TASK DIRECTIONS -
Omit every picture and write out the rest of the records exactly.

Collection entries
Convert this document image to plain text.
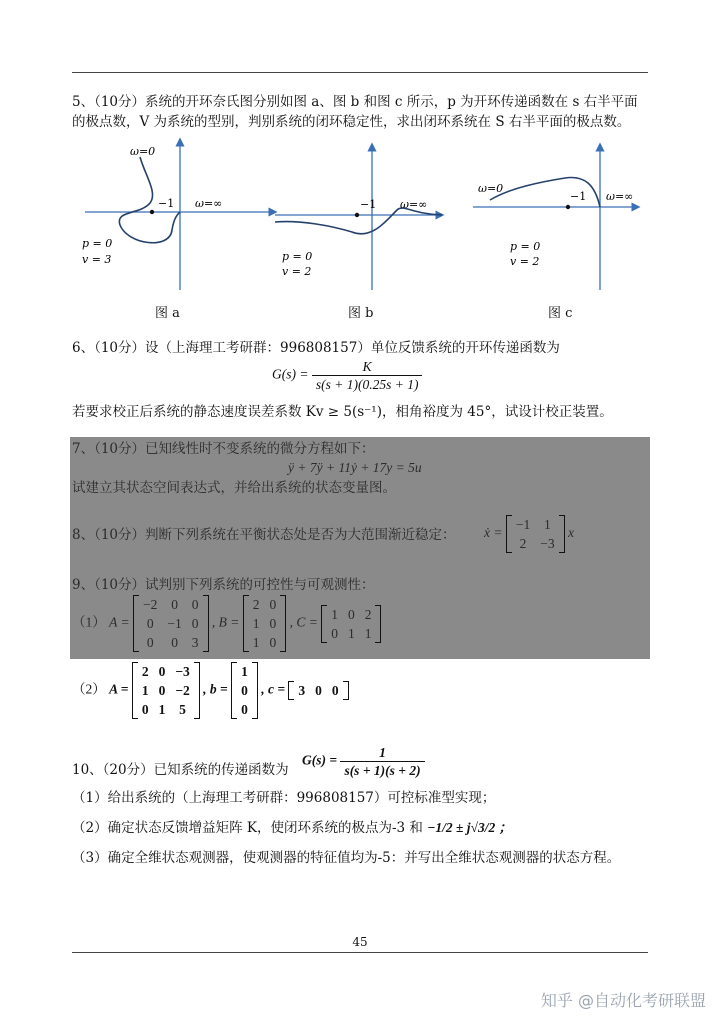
5、（10分）系统的开环奈氏图分别如图 a、图 b 和图 c 所示，p 为开环传递函数在 s 右半平面
的极点数，V 为系统的型别，判别系统的闭环稳定性，求出闭环系统在 S 右半平面的极点数。
ω=0
−1 ω=∞
p = 0
v = 3
图 a
−1 ω=∞
p = 0
v = 2
图 b
ω=0
−1 ω=∞
p = 0
v = 2
图 c
6、（10分）设（上海理工考研群：996808157）单位反馈系统的开环传递函数为
$G(s) = \frac{K}{s(s + 1)(0.25s + 1)}$
若要求校正后系统的静态速度误差系数 Kv ≥ 5(s⁻¹)，相角裕度为 45°，试设计校正装置。
7、（10分）已知线性时不变系统的微分方程如下：
ÿ + 7ÿ + 11ẏ + 17y = 5u
试建立其状态空间表达式，并给出系统的状态变量图。
8、（10分）判断下列系统在平衡状态处是否为大范围渐近稳定： ẋ =
−1	1
2	−3
x
9、（10分）试判别下列系统的可控性与可观测性：
（1） A =
−2	0	0
0	−1	0
0	0	3
, B =
2	0
1	0
1	0
, C =
1	0	2
0	1	1
（2） A =
2	0	−3
1	0	−2
0	1	5
, b =
1
0
0
, c = 3	0	0
10、（20分）已知系统的传递函数为
$G(s) = \frac{1}{s(s + 1)(s + 2)}$
（1）给出系统的（上海理工考研群：996808157）可控标准型实现；
（2）确定状态反馈增益矩阵 K，使闭环系统的极点为-3 和 −1/2 ± j√3/2 ；
（3）确定全维状态观测器，使观测器的特征值均为-5：并写出全维状态观测器的状态方程。
45
知乎 @自动化考研联盟
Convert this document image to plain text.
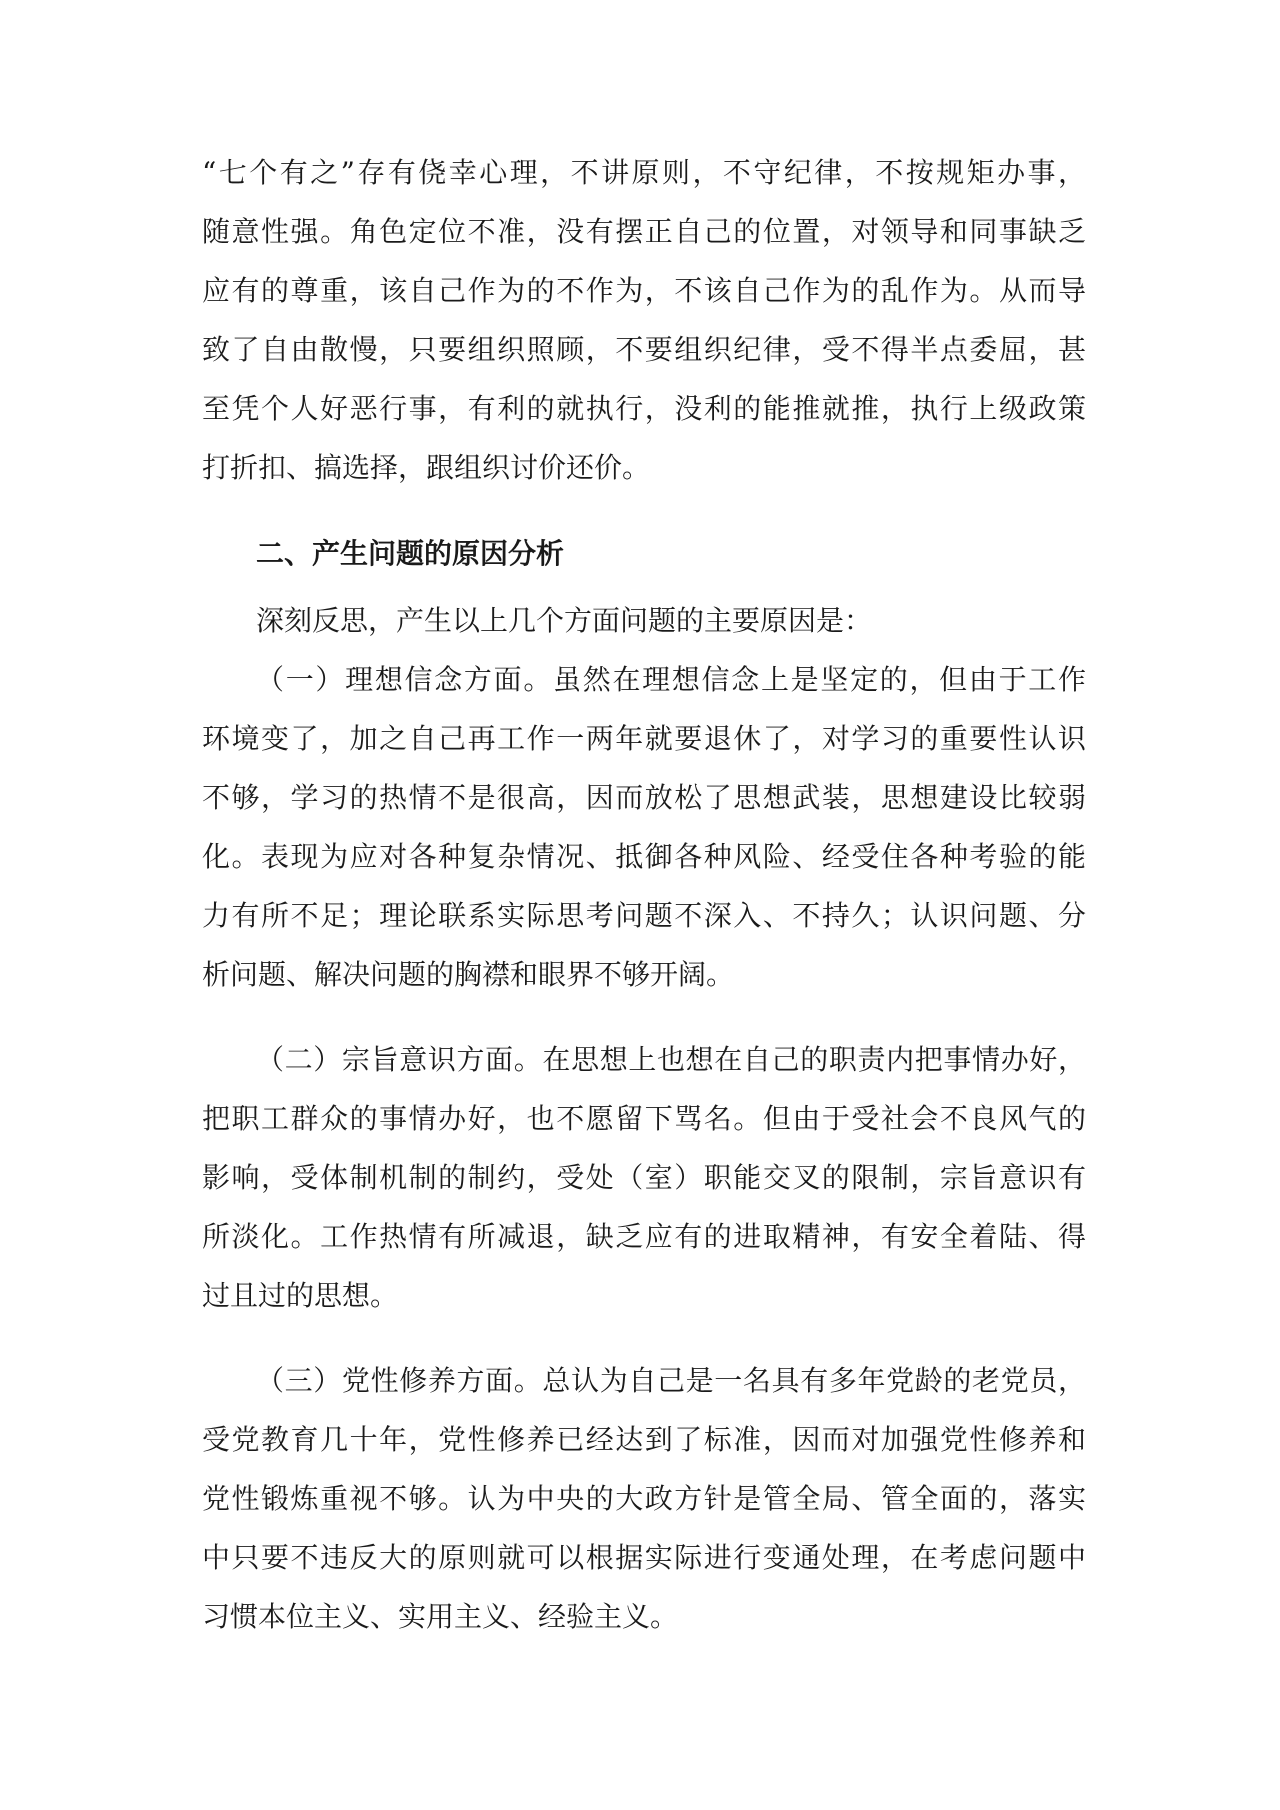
“七个有之”存有侥幸心理，不讲原则，不守纪律，不按规矩办事，
随意性强。角色定位不准，没有摆正自己的位置，对领导和同事缺乏
应有的尊重，该自己作为的不作为，不该自己作为的乱作为。从而导
致了自由散慢，只要组织照顾，不要组织纪律，受不得半点委屈，甚
至凭个人好恶行事，有利的就执行，没利的能推就推，执行上级政策
打折扣、搞选择，跟组织讨价还价。
二、产生问题的原因分析
深刻反思，产生以上几个方面问题的主要原因是：
（一）理想信念方面。虽然在理想信念上是坚定的，但由于工作
环境变了，加之自己再工作一两年就要退休了，对学习的重要性认识
不够，学习的热情不是很高，因而放松了思想武装，思想建设比较弱
化。表现为应对各种复杂情况、抵御各种风险、经受住各种考验的能
力有所不足；理论联系实际思考问题不深入、不持久；认识问题、分
析问题、解决问题的胸襟和眼界不够开阔。
（二）宗旨意识方面。在思想上也想在自己的职责内把事情办好，
把职工群众的事情办好，也不愿留下骂名。但由于受社会不良风气的
影响，受体制机制的制约，受处（室）职能交叉的限制，宗旨意识有
所淡化。工作热情有所减退，缺乏应有的进取精神，有安全着陆、得
过且过的思想。
（三）党性修养方面。总认为自己是一名具有多年党龄的老党员，
受党教育几十年，党性修养已经达到了标准，因而对加强党性修养和
党性锻炼重视不够。认为中央的大政方针是管全局、管全面的，落实
中只要不违反大的原则就可以根据实际进行变通处理，在考虑问题中
习惯本位主义、实用主义、经验主义。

ANSWER TO THE TASK -
Convert this document image to plain text.
5、（10分）系统的开环奈氏图分别如图 a、图 b 和图 c 所示，p 为开环传递函数在 s 右半平面
的极点数，V 为系统的型别，判别系统的闭环稳定性，求出闭环系统在 S 右半平面的极点数。
ω=0
−1 ω=∞
p = 0
v = 3
图 a
−1 ω=∞
p = 0
v = 2
图 b
ω=0
−1 ω=∞
p = 0
v = 2
图 c
6、（10分）设（上海理工考研群：996808157）单位反馈系统的开环传递函数为
$G(s) = \frac{K}{s(s + 1)(0.25s + 1)}$
若要求校正后系统的静态速度误差系数 Kv ≥ 5(s⁻¹)，相角裕度为 45°，试设计校正装置。
7、（10分）已知线性时不变系统的微分方程如下：
ÿ + 7ÿ + 11ẏ + 17y = 5u
试建立其状态空间表达式，并给出系统的状态变量图。
8、（10分）判断下列系统在平衡状态处是否为大范围渐近稳定： ẋ =
−1	1
2	−3
x
9、（10分）试判别下列系统的可控性与可观测性：
（1） A =
−2	0	0
0	−1	0
0	0	3
, B =
2	0
1	0
1	0
, C =
1	0	2
0	1	1
（2） A =
2	0	−3
1	0	−2
0	1	5
, b =
1
0
0
, c = 3	0	0
10、（20分）已知系统的传递函数为
$G(s) = \frac{1}{s(s + 1)(s + 2)}$
（1）给出系统的（上海理工考研群：996808157）可控标准型实现；
（2）确定状态反馈增益矩阵 K，使闭环系统的极点为-3 和 −1/2 ± j√3/2 ；
（3）确定全维状态观测器，使观测器的特征值均为-5：并写出全维状态观测器的状态方程。
45
知乎 @自动化考研联盟
Convert this document image to plain text.
“七个有之”存有侥幸心理，不讲原则，不守纪律，不按规矩办事，
随意性强。角色定位不准，没有摆正自己的位置，对领导和同事缺乏
应有的尊重，该自己作为的不作为，不该自己作为的乱作为。从而导
致了自由散慢，只要组织照顾，不要组织纪律，受不得半点委屈，甚
至凭个人好恶行事，有利的就执行，没利的能推就推，执行上级政策
打折扣、搞选择，跟组织讨价还价。
二、产生问题的原因分析
深刻反思，产生以上几个方面问题的主要原因是：
（一）理想信念方面。虽然在理想信念上是坚定的，但由于工作
环境变了，加之自己再工作一两年就要退休了，对学习的重要性认识
不够，学习的热情不是很高，因而放松了思想武装，思想建设比较弱
化。表现为应对各种复杂情况、抵御各种风险、经受住各种考验的能
力有所不足；理论联系实际思考问题不深入、不持久；认识问题、分
析问题、解决问题的胸襟和眼界不够开阔。
（二）宗旨意识方面。在思想上也想在自己的职责内把事情办好，
把职工群众的事情办好，也不愿留下骂名。但由于受社会不良风气的
影响，受体制机制的制约，受处（室）职能交叉的限制，宗旨意识有
所淡化。工作热情有所减退，缺乏应有的进取精神，有安全着陆、得
过且过的思想。
（三）党性修养方面。总认为自己是一名具有多年党龄的老党员，
受党教育几十年，党性修养已经达到了标准，因而对加强党性修养和
党性锻炼重视不够。认为中央的大政方针是管全局、管全面的，落实
中只要不违反大的原则就可以根据实际进行变通处理，在考虑问题中
习惯本位主义、实用主义、经验主义。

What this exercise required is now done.